The task – Take the listing and print it in full, exactly as given.

━━━

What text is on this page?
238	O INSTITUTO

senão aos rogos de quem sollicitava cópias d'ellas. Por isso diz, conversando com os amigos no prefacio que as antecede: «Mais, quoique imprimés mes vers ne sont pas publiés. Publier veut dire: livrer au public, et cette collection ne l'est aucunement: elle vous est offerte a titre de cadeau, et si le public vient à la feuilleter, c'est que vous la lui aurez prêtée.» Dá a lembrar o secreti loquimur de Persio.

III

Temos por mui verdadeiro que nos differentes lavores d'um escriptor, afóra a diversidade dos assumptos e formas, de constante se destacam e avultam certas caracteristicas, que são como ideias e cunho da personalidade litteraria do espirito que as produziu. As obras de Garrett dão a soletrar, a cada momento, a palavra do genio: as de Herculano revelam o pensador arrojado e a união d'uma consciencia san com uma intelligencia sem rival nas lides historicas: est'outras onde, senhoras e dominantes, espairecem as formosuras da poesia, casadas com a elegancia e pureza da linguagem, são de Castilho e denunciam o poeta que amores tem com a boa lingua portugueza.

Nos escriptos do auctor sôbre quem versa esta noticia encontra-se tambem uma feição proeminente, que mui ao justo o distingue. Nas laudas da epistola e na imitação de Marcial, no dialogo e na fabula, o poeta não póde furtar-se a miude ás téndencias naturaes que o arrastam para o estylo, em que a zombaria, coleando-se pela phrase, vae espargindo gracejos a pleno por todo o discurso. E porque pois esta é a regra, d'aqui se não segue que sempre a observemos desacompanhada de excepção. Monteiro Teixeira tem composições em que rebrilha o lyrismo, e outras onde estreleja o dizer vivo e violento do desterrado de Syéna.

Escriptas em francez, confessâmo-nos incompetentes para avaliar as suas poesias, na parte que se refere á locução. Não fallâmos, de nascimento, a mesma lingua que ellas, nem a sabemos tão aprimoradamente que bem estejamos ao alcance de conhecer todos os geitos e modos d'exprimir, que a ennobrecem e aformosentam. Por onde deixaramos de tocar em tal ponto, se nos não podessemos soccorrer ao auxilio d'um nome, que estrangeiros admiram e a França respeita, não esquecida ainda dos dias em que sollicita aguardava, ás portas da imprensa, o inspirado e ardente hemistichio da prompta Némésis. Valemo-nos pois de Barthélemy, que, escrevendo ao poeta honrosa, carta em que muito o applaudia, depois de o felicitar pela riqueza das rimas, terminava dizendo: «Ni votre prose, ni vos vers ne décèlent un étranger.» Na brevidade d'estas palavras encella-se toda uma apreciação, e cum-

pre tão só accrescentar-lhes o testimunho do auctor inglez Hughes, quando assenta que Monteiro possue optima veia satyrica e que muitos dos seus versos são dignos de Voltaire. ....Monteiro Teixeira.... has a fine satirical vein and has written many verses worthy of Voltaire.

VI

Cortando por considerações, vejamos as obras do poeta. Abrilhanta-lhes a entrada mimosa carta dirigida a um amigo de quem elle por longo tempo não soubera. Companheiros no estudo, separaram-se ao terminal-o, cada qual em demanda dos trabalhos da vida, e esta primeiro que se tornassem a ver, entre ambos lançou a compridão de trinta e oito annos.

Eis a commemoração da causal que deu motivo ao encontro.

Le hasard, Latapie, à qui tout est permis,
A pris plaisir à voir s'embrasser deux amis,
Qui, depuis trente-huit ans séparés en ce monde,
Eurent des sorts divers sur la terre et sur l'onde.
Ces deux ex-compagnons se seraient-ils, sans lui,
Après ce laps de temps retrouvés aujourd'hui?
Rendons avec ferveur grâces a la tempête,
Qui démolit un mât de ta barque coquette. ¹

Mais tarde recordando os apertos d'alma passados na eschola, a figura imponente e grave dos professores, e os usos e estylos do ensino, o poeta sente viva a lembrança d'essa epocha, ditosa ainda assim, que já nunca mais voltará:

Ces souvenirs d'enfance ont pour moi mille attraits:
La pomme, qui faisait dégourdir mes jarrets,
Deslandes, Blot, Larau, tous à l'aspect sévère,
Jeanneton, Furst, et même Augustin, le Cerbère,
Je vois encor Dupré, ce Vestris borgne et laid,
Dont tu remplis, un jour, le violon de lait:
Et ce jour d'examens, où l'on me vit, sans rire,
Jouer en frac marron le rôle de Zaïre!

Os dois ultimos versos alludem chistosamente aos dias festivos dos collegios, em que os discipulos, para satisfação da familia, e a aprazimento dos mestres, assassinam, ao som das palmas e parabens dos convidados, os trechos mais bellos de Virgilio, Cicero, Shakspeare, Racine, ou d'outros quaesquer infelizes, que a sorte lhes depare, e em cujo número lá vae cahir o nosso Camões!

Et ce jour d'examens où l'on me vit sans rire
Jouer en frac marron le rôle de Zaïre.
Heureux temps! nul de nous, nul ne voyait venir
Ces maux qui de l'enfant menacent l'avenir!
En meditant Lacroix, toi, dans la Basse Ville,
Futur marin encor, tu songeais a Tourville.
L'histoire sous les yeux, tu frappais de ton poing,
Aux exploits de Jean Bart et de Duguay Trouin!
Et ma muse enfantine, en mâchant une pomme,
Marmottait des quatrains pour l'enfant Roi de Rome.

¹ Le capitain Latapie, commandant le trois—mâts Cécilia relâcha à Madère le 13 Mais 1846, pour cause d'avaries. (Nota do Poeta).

━━━

Result –
What text is on this page?
238	O INSTITUTO

senão aos rogos de quem sollicitava cópias d'ellas. Por isso diz, conversando com os amigos no prefacio que as antecede: «Mais, quoique imprimés mes vers ne sont pas publiés. Publier veut dire: livrer au public, et cette collection ne l'est aucunement: elle vous est offerte a titre de cadeau, et si le public vient à la feuilleter, c'est que vous la lui aurez prêtée.» Dá a lembrar o secreti loquimur de Persio.

III

Temos por mui verdadeiro que nos differentes lavores d'um escriptor, afóra a diversidade dos assumptos e formas, de constante se destacam e avultam certas caracteristicas, que são como ideias e cunho da personalidade litteraria do espirito que as produziu. As obras de Garrett dão a soletrar, a cada momento, a palavra do genio: as de Herculano revelam o pensador arrojado e a união d'uma consciencia san com uma intelligencia sem rival nas lides historicas: est'outras onde, senhoras e dominantes, espairecem as formosuras da poesia, casadas com a elegancia e pureza da linguagem, são de Castilho e denunciam o poeta que amores tem com a boa lingua portugueza.

Nos escriptos do auctor sôbre quem versa esta noticia encontra-se tambem uma feição proeminente, que mui ao justo o distingue. Nas laudas da epistola e na imitação de Marcial, no dialogo e na fabula, o poeta não póde furtar-se a miude ás téndencias naturaes que o arrastam para o estylo, em que a zombaria, coleando-se pela phrase, vae espargindo gracejos a pleno por todo o discurso. E porque pois esta é a regra, d'aqui se não segue que sempre a observemos desacompanhada de excepção. Monteiro Teixeira tem composições em que rebrilha o lyrismo, e outras onde estreleja o dizer vivo e violento do desterrado de Syéna.

Escriptas em francez, confessâmo-nos incompetentes para avaliar as suas poesias, na parte que se refere á locução. Não fallâmos, de nascimento, a mesma lingua que ellas, nem a sabemos tão aprimoradamente que bem estejamos ao alcance de conhecer todos os geitos e modos d'exprimir, que a ennobrecem e aformosentam. Por onde deixaramos de tocar em tal ponto, se nos não podessemos soccorrer ao auxilio d'um nome, que estrangeiros admiram e a França respeita, não esquecida ainda dos dias em que sollicita aguardava, ás portas da imprensa, o inspirado e ardente hemistichio da prompta Némésis. Valemo-nos pois de Barthélemy, que, escrevendo ao poeta honrosa, carta em que muito o applaudia, depois de o felicitar pela riqueza das rimas, terminava dizendo: «Ni votre prose, ni vos vers ne décèlent un étranger.» Na brevidade d'estas palavras encella-se toda uma apreciação, e cum-

pre tão só accrescentar-lhes o testimunho do auctor inglez Hughes, quando assenta que Monteiro possue optima veia satyrica e que muitos dos seus versos são dignos de Voltaire. ....Monteiro Teixeira.... has a fine satirical vein and has written many verses worthy of Voltaire.

VI

Cortando por considerações, vejamos as obras do poeta. Abrilhanta-lhes a entrada mimosa carta dirigida a um amigo de quem elle por longo tempo não soubera. Companheiros no estudo, separaram-se ao terminal-o, cada qual em demanda dos trabalhos da vida, e esta primeiro que se tornassem a ver, entre ambos lançou a compridão de trinta e oito annos.

Eis a commemoração da causal que deu motivo ao encontro.

Le hasard, Latapie, à qui tout est permis,
A pris plaisir à voir s'embrasser deux amis,
Qui, depuis trente-huit ans séparés en ce monde,
Eurent des sorts divers sur la terre et sur l'onde.
Ces deux ex-compagnons se seraient-ils, sans lui,
Après ce laps de temps retrouvés aujourd'hui?
Rendons avec ferveur grâces a la tempête,
Qui démolit un mât de ta barque coquette. ¹

Mais tarde recordando os apertos d'alma passados na eschola, a figura imponente e grave dos professores, e os usos e estylos do ensino, o poeta sente viva a lembrança d'essa epocha, ditosa ainda assim, que já nunca mais voltará:

Ces souvenirs d'enfance ont pour moi mille attraits:
La pomme, qui faisait dégourdir mes jarrets,
Deslandes, Blot, Larau, tous à l'aspect sévère,
Jeanneton, Furst, et même Augustin, le Cerbère,
Je vois encor Dupré, ce Vestris borgne et laid,
Dont tu remplis, un jour, le violon de lait:
Et ce jour d'examens, où l'on me vit, sans rire,
Jouer en frac marron le rôle de Zaïre!

Os dois ultimos versos alludem chistosamente aos dias festivos dos collegios, em que os discipulos, para satisfação da familia, e a aprazimento dos mestres, assassinam, ao som das palmas e parabens dos convidados, os trechos mais bellos de Virgilio, Cicero, Shakspeare, Racine, ou d'outros quaesquer infelizes, que a sorte lhes depare, e em cujo número lá vae cahir o nosso Camões!

Et ce jour d'examens où l'on me vit sans rire
Jouer en frac marron le rôle de Zaïre.
Heureux temps! nul de nous, nul ne voyait venir
Ces maux qui de l'enfant menacent l'avenir!
En meditant Lacroix, toi, dans la Basse Ville,
Futur marin encor, tu songeais a Tourville.
L'histoire sous les yeux, tu frappais de ton poing,
Aux exploits de Jean Bart et de Duguay Trouin!
Et ma muse enfantine, en mâchant une pomme,
Marmottait des quatrains pour l'enfant Roi de Rome.

¹ Le capitain Latapie, commandant le trois—mâts Cécilia relâcha à Madère le 13 Mais 1846, pour cause d'avaries. (Nota do Poeta).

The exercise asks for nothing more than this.